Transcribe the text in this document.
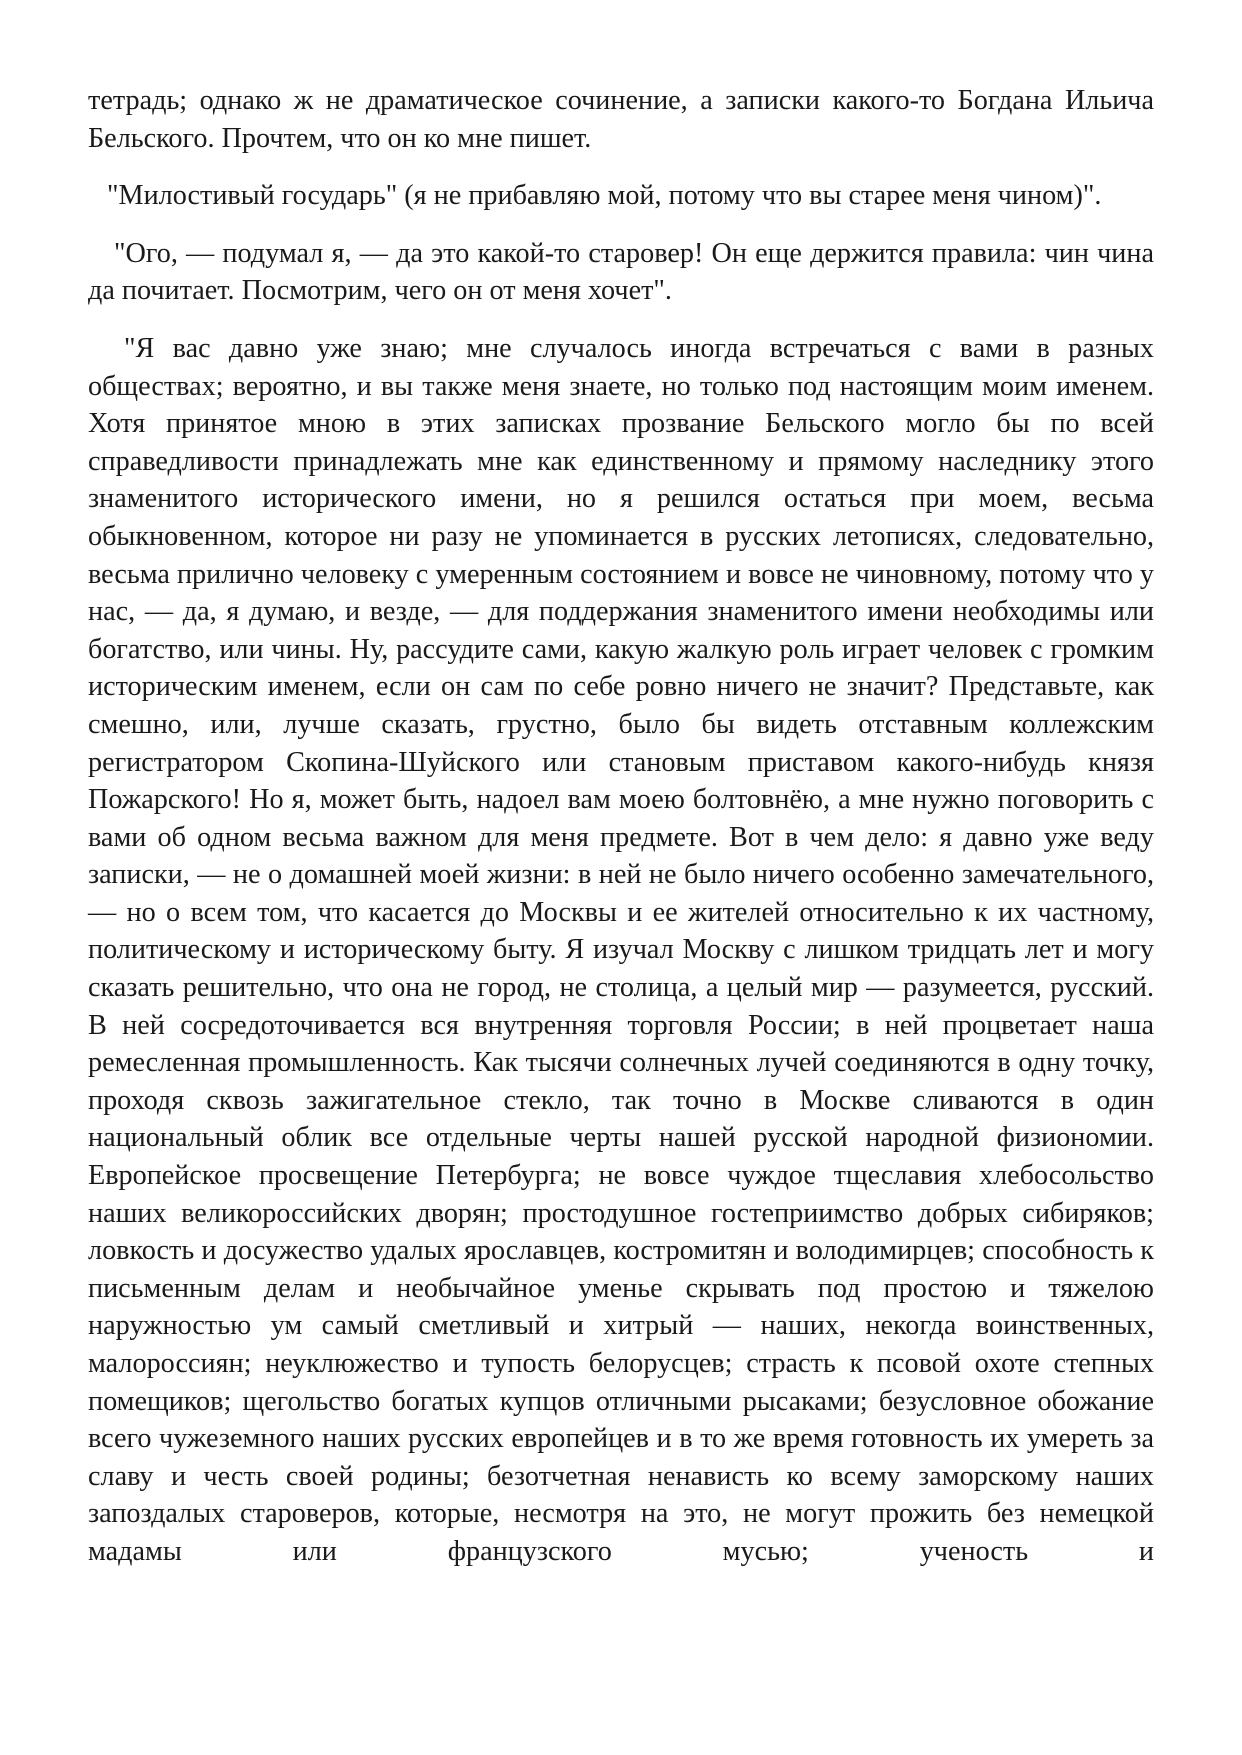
тетрадь; однако ж не драматическое сочинение, а записки какого-то Богдана Ильича Бельского. Прочтем, что он ко мне пишет.

"Милостивый государь" (я не прибавляю мой, потому что вы старее меня чином)".

"Ого, — подумал я, — да это какой-то старовер! Он еще держится правила: чин чина да почитает. Посмотрим, чего он от меня хочет".

"Я вас давно уже знаю; мне случалось иногда встречаться с вами в разных обществах; вероятно, и вы также меня знаете, но только под настоящим моим именем. Хотя принятое мною в этих записках прозвание Бельского могло бы по всей справедливости принадлежать мне как единственному и прямому наследнику этого знаменитого исторического имени, но я решился остаться при моем, весьма обыкновенном, которое ни разу не упоминается в русских летописях, следовательно, весьма прилично человеку с умеренным состоянием и вовсе не чиновному, потому что у нас, — да, я думаю, и везде, — для поддержания знаменитого имени необходимы или богатство, или чины. Ну, рассудите сами, какую жалкую роль играет человек с громким историческим именем, если он сам по себе ровно ничего не значит? Представьте, как смешно, или, лучше сказать, грустно, было бы видеть отставным коллежским регистратором Скопина-Шуйского или становым приставом какого-нибудь князя Пожарского! Но я, может быть, надоел вам моею болтовнёю, а мне нужно поговорить с вами об одном весьма важном для меня предмете. Вот в чем дело: я давно уже веду записки, — не о домашней моей жизни: в ней не было ничего особенно замечательного, — но о всем том, что касается до Москвы и ее жителей относительно к их частному, политическому и историческому быту. Я изучал Москву с лишком тридцать лет и могу сказать решительно, что она не город, не столица, а целый мир — разумеется, русский. В ней сосредоточивается вся внутренняя торговля России; в ней процветает наша ремесленная промышленность. Как тысячи солнечных лучей соединяются в одну точку, проходя сквозь зажигательное стекло, так точно в Москве сливаются в один национальный облик все отдельные черты нашей русской народной физиономии. Европейское просвещение Петербурга; не вовсе чуждое тщеславия хлебосольство наших великороссийских дворян; простодушное гостеприимство добрых сибиряков; ловкость и досужество удалых ярославцев, костромитян и володимирцев; способность к письменным делам и необычайное уменье скрывать под простою и тяжелою наружностью ум самый сметливый и хитрый — наших, некогда воинственных, малороссиян; неуклюжество и тупость белорусцев; страсть к псовой охоте степных помещиков; щегольство богатых купцов отличными рысаками; безусловное обожание всего чужеземного наших русских европейцев и в то же время готовность их умереть за славу и честь своей родины; безотчетная ненависть ко всему заморскому наших запоздалых староверов, которые, несмотря на это, не могут прожить без немецкой мадамы или французского мусью; ученость и
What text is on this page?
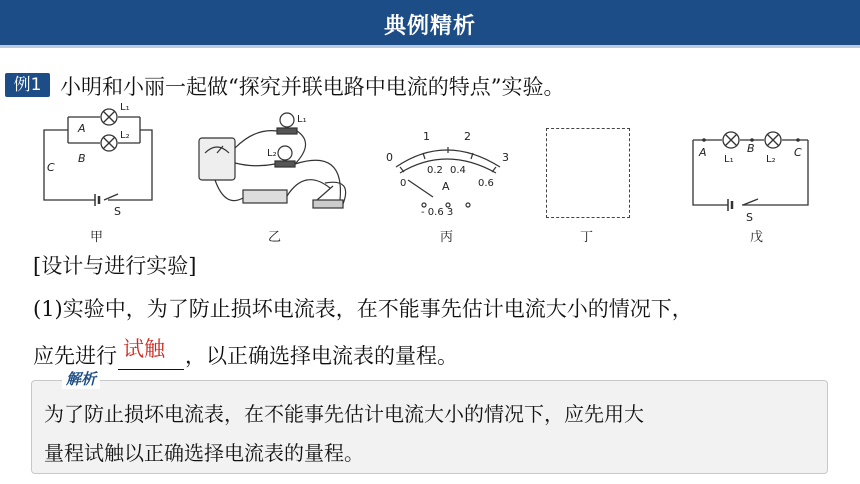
典例精析
例1 小明和小丽一起做“探究并联电路中电流的特点”实验。
A
B
C
L₁
L₂
S
甲
L₁
L₂
乙
0
1	2
3
0
0.2 0.4
0.6
A
- 0.6 3
丙	丁
A	B	C
L₁	L₂
S
戊
[设计与进行实验]
(1)实验中，为了防止损坏电流表，在不能事先估计电流大小的情况下，
应先进行 试触 ，以正确选择电流表的量程。
解析
为了防止损坏电流表，在不能事先估计电流大小的情况下，应先用大
量程试触以正确选择电流表的量程。
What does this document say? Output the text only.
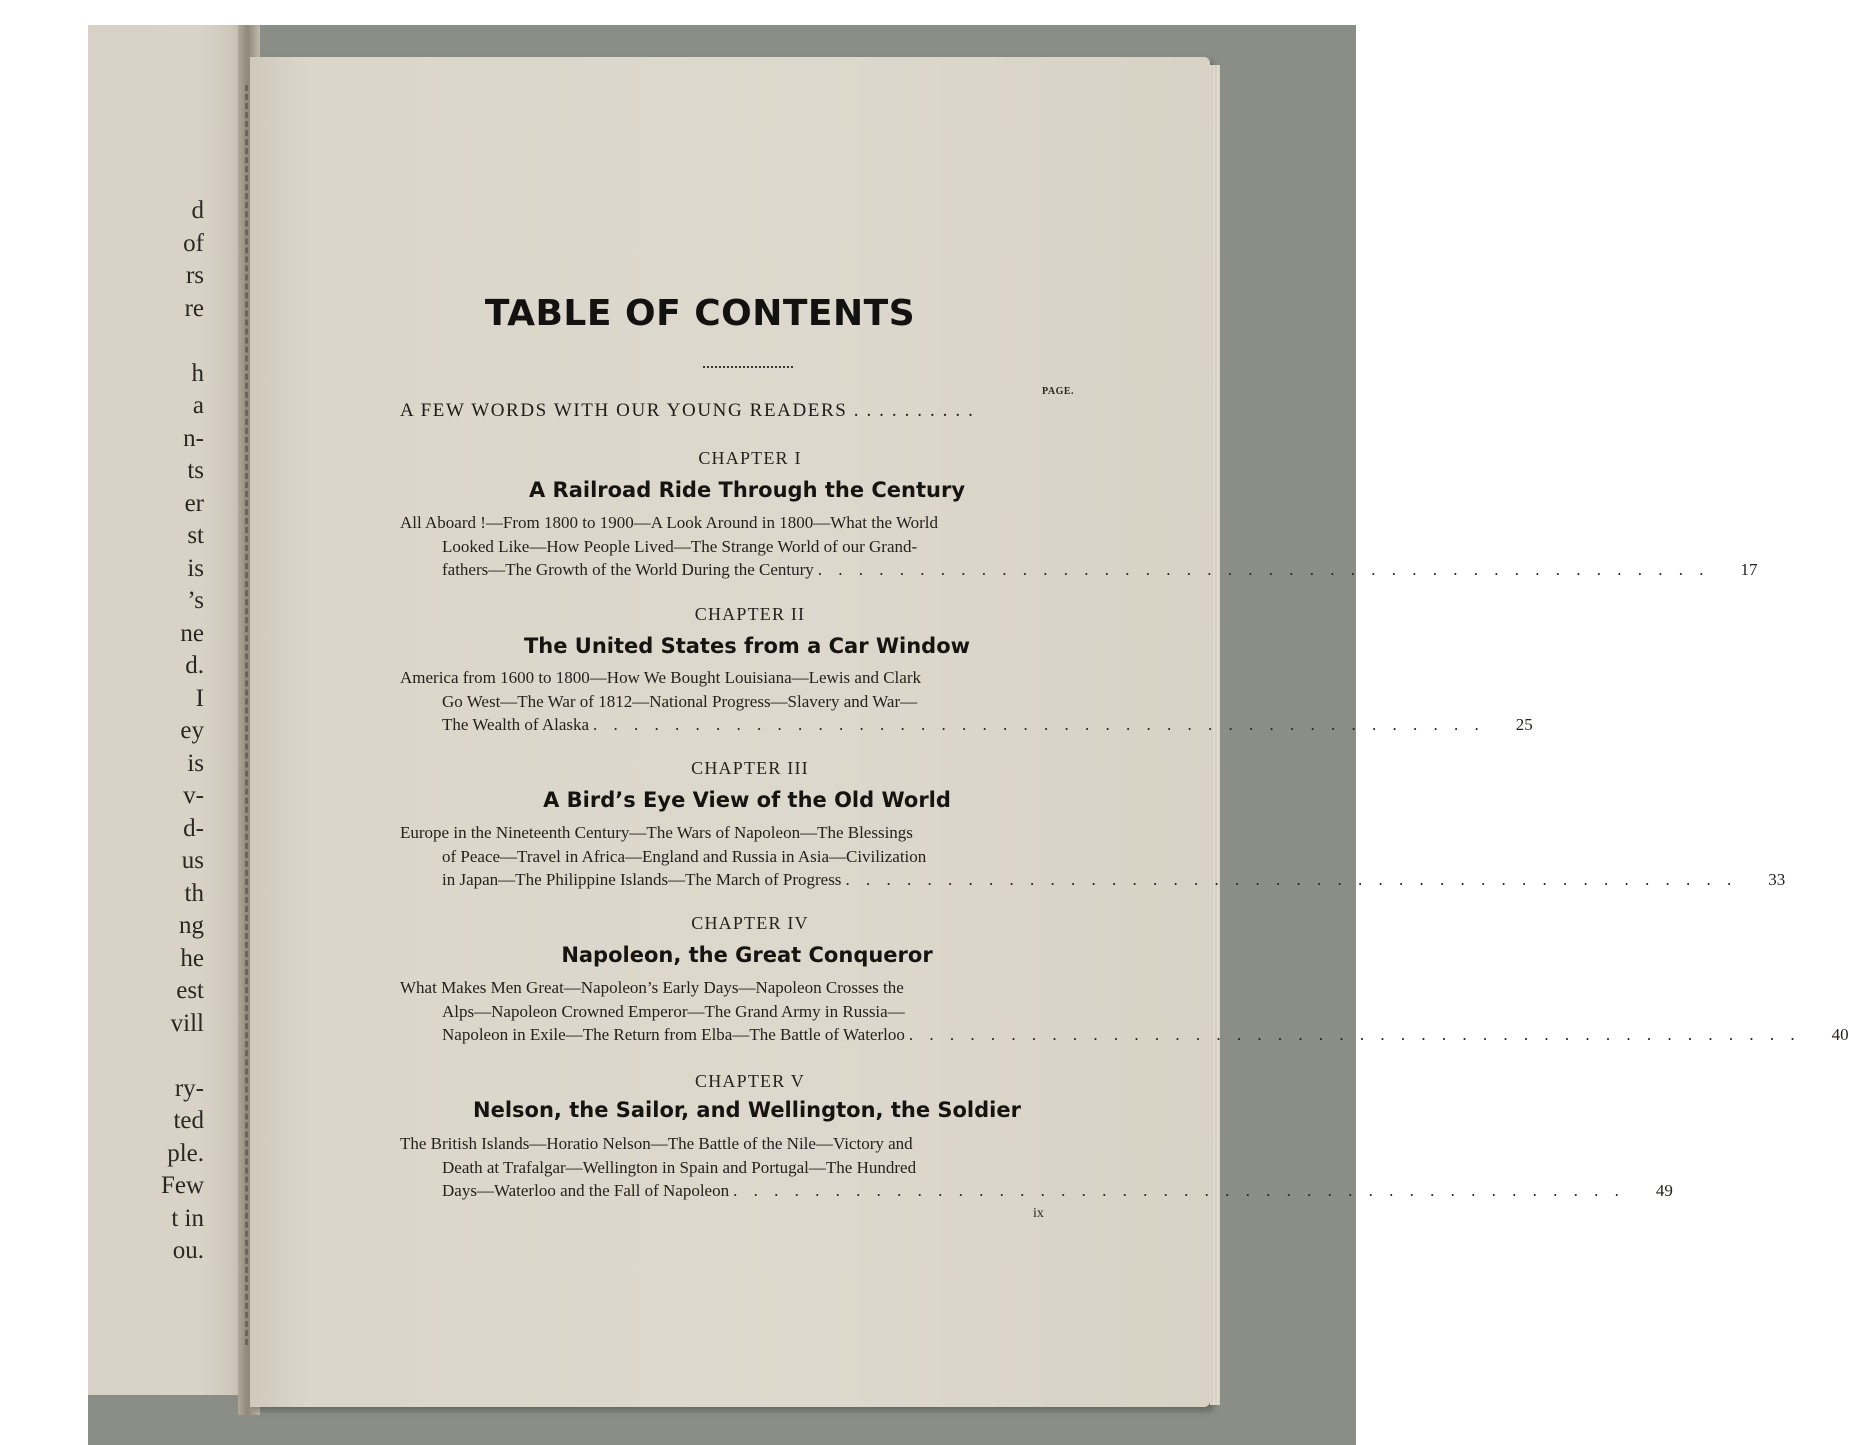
d
of
rs
re
h
a
n-
ts
er
st
is
’s
ne
d.
I
ey
is
v-
d-
us
th
ng
he
est
vill
ry-
ted
ple.
Few
t in
ou.
TABLE OF CONTENTS
PAGE.
A FEW WORDS WITH OUR YOUNG READERS . . . . . . . . . .
CHAPTER I
A Railroad Ride Through the Century
All Aboard !—From 1800 to 1900—A Look Around in 1800—What the World
Looked Like—How People Lived—The Strange World of our Grand-
fathers—The Growth of the World During the Century . . . . . . . . . . . . . . . . . . . . . . . . . . . . . . . . . . . . . . . . . . . .	17
CHAPTER II
The United States from a Car Window
America from 1600 to 1800—How We Bought Louisiana—Lewis and Clark
Go West—The War of 1812—National Progress—Slavery and War—
The Wealth of Alaska . . . . . . . . . . . . . . . . . . . . . . . . . . . . . . . . . . . . . . . . . . . .	25
CHAPTER III
A Bird’s Eye View of the Old World
Europe in the Nineteenth Century—The Wars of Napoleon—The Blessings
of Peace—Travel in Africa—England and Russia in Asia—Civilization
in Japan—The Philippine Islands—The March of Progress . . . . . . . . . . . . . . . . . . . . . . . . . . . . . . . . . . . . . . . . . . . .	33
CHAPTER IV
Napoleon, the Great Conqueror
What Makes Men Great—Napoleon’s Early Days—Napoleon Crosses the
Alps—Napoleon Crowned Emperor—The Grand Army in Russia—
Napoleon in Exile—The Return from Elba—The Battle of Waterloo . . . . . . . . . . . . . . . . . . . . . . . . . . . . . . . . . . . . . . . . . . . .	40
CHAPTER V
Nelson, the Sailor, and Wellington, the Soldier
The British Islands—Horatio Nelson—The Battle of the Nile—Victory and
Death at Trafalgar—Wellington in Spain and Portugal—The Hundred
Days—Waterloo and the Fall of Napoleon . . . . . . . . . . . . . . . . . . . . . . . . . . . . . . . . . . . . . . . . . . . .	49
ix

===============

**WORK TO DO:** Leave out all images, then reproduce the entries above exactly.

**EXPECTED ANSWER:**
Transcribe the text in this document.
тетрадь; однако ж не драматическое сочинение, а записки какого-то Богдана Ильича Бельского. Прочтем, что он ко мне пишет.

"Милостивый государь" (я не прибавляю мой, потому что вы старее меня чином)".

"Ого, — подумал я, — да это какой-то старовер! Он еще держится правила: чин чина да почитает. Посмотрим, чего он от меня хочет".

"Я вас давно уже знаю; мне случалось иногда встречаться с вами в разных обществах; вероятно, и вы также меня знаете, но только под настоящим моим именем. Хотя принятое мною в этих записках прозвание Бельского могло бы по всей справедливости принадлежать мне как единственному и прямому наследнику этого знаменитого исторического имени, но я решился остаться при моем, весьма обыкновенном, которое ни разу не упоминается в русских летописях, следовательно, весьма прилично человеку с умеренным состоянием и вовсе не чиновному, потому что у нас, — да, я думаю, и везде, — для поддержания знаменитого имени необходимы или богатство, или чины. Ну, рассудите сами, какую жалкую роль играет человек с громким историческим именем, если он сам по себе ровно ничего не значит? Представьте, как смешно, или, лучше сказать, грустно, было бы видеть отставным коллежским регистратором Скопина-Шуйского или становым приставом какого-нибудь князя Пожарского! Но я, может быть, надоел вам моею болтовнёю, а мне нужно поговорить с вами об одном весьма важном для меня предмете. Вот в чем дело: я давно уже веду записки, — не о домашней моей жизни: в ней не было ничего особенно замечательного, — но о всем том, что касается до Москвы и ее жителей относительно к их частному, политическому и историческому быту. Я изучал Москву с лишком тридцать лет и могу сказать решительно, что она не город, не столица, а целый мир — разумеется, русский. В ней сосредоточивается вся внутренняя торговля России; в ней процветает наша ремесленная промышленность. Как тысячи солнечных лучей соединяются в одну точку, проходя сквозь зажигательное стекло, так точно в Москве сливаются в один национальный облик все отдельные черты нашей русской народной физиономии. Европейское просвещение Петербурга; не вовсе чуждое тщеславия хлебосольство наших великороссийских дворян; простодушное гостеприимство добрых сибиряков; ловкость и досужество удалых ярославцев, костромитян и володимирцев; способность к письменным делам и необычайное уменье скрывать под простою и тяжелою наружностью ум самый сметливый и хитрый — наших, некогда воинственных, малороссиян; неуклюжество и тупость белорусцев; страсть к псовой охоте степных помещиков; щегольство богатых купцов отличными рысаками; безусловное обожание всего чужеземного наших русских европейцев и в то же время готовность их умереть за славу и честь своей родины; безотчетная ненависть ко всему заморскому наших запоздалых староверов, которые, несмотря на это, не могут прожить без немецкой мадамы или французского мусью; ученость и
What text is on this page?
典例精析
例1 小明和小丽一起做“探究并联电路中电流的特点”实验。
A
B
C
L₁
L₂
S
甲
L₁
L₂
乙
0
1	2
3
0
0.2 0.4
0.6
A
- 0.6 3
丙	丁
A	B	C
L₁	L₂
S
戊
[设计与进行实验]
(1)实验中，为了防止损坏电流表，在不能事先估计电流大小的情况下，
应先进行 试触 ，以正确选择电流表的量程。
解析
为了防止损坏电流表，在不能事先估计电流大小的情况下，应先用大
量程试触以正确选择电流表的量程。
What does this document say? Output the text only.
d
of
rs
re
h
a
n-
ts
er
st
is
’s
ne
d.
I
ey
is
v-
d-
us
th
ng
he
est
vill
ry-
ted
ple.
Few
t in
ou.
TABLE OF CONTENTS
PAGE.
A FEW WORDS WITH OUR YOUNG READERS . . . . . . . . . .
CHAPTER I
A Railroad Ride Through the Century
All Aboard !—From 1800 to 1900—A Look Around in 1800—What the World
Looked Like—How People Lived—The Strange World of our Grand-
fathers—The Growth of the World During the Century . . . . . . . . . . . . . . . . . . . . . . . . . . . . . . . . . . . . . . . . . . . .	17
CHAPTER II
The United States from a Car Window
America from 1600 to 1800—How We Bought Louisiana—Lewis and Clark
Go West—The War of 1812—National Progress—Slavery and War—
The Wealth of Alaska . . . . . . . . . . . . . . . . . . . . . . . . . . . . . . . . . . . . . . . . . . . .	25
CHAPTER III
A Bird’s Eye View of the Old World
Europe in the Nineteenth Century—The Wars of Napoleon—The Blessings
of Peace—Travel in Africa—England and Russia in Asia—Civilization
in Japan—The Philippine Islands—The March of Progress . . . . . . . . . . . . . . . . . . . . . . . . . . . . . . . . . . . . . . . . . . . .	33
CHAPTER IV
Napoleon, the Great Conqueror
What Makes Men Great—Napoleon’s Early Days—Napoleon Crosses the
Alps—Napoleon Crowned Emperor—The Grand Army in Russia—
Napoleon in Exile—The Return from Elba—The Battle of Waterloo . . . . . . . . . . . . . . . . . . . . . . . . . . . . . . . . . . . . . . . . . . . .	40
CHAPTER V
Nelson, the Sailor, and Wellington, the Soldier
The British Islands—Horatio Nelson—The Battle of the Nile—Victory and
Death at Trafalgar—Wellington in Spain and Portugal—The Hundred
Days—Waterloo and the Fall of Napoleon . . . . . . . . . . . . . . . . . . . . . . . . . . . . . . . . . . . . . . . . . . . .	49
ix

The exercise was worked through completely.